### SUPPLIED DATA
_ _ _ _ _ _ _

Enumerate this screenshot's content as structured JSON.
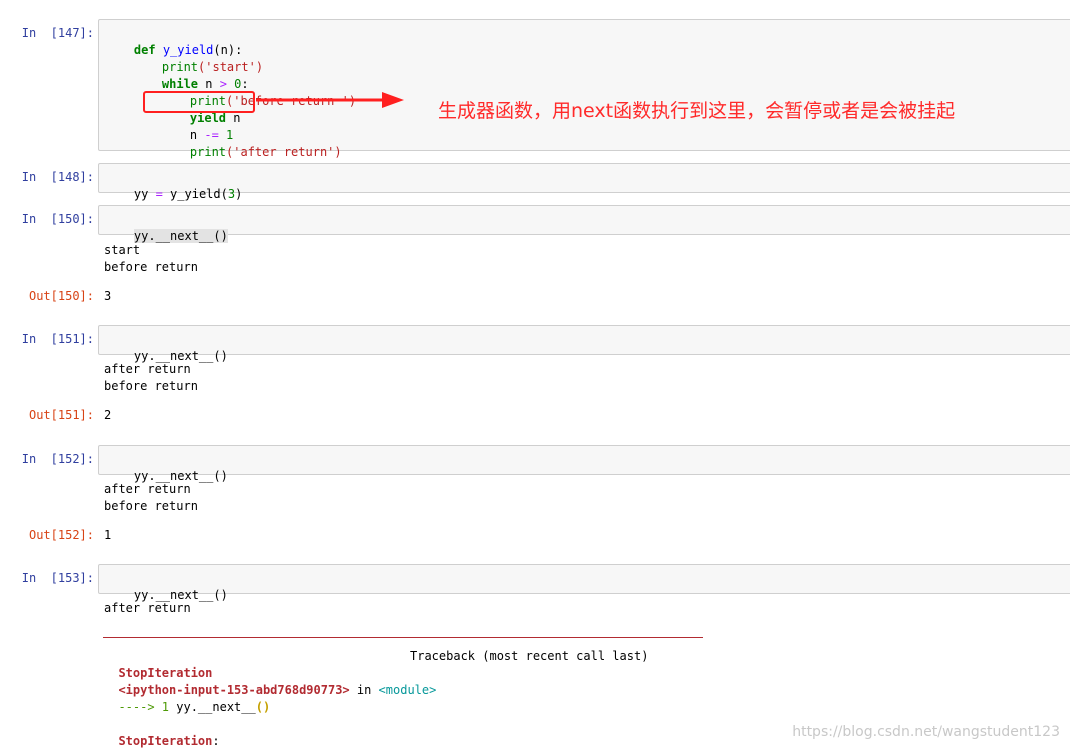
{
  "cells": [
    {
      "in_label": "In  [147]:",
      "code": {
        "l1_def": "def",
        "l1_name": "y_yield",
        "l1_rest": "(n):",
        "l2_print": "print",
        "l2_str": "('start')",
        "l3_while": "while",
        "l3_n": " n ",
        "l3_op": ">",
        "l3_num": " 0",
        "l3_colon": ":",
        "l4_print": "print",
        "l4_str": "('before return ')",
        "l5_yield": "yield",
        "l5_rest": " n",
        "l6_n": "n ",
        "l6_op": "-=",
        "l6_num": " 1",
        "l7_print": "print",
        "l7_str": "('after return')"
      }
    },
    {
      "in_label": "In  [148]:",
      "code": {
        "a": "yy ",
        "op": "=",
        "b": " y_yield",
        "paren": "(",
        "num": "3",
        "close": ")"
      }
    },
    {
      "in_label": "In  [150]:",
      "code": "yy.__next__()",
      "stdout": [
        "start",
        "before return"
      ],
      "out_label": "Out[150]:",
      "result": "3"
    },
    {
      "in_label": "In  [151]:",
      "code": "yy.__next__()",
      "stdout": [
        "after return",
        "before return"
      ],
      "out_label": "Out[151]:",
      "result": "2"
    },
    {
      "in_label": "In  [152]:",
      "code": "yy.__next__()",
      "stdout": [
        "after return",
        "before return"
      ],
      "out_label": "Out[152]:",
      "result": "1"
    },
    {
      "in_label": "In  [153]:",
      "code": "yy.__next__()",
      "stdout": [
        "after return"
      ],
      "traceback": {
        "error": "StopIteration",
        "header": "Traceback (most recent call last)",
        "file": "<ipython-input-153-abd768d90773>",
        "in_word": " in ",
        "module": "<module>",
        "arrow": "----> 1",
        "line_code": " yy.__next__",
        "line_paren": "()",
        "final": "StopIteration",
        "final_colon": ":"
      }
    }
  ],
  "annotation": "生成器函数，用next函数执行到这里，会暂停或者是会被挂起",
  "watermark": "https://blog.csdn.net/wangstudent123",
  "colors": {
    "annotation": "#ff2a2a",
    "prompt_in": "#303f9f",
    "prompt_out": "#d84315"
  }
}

_ _ _ _ _ _ _

### STATED TASK
List all lines where "print" occurs.

### EXERCISE ANSWER
        "l2_print": "print",
        "l4_print": "print",
        "l7_print": "print",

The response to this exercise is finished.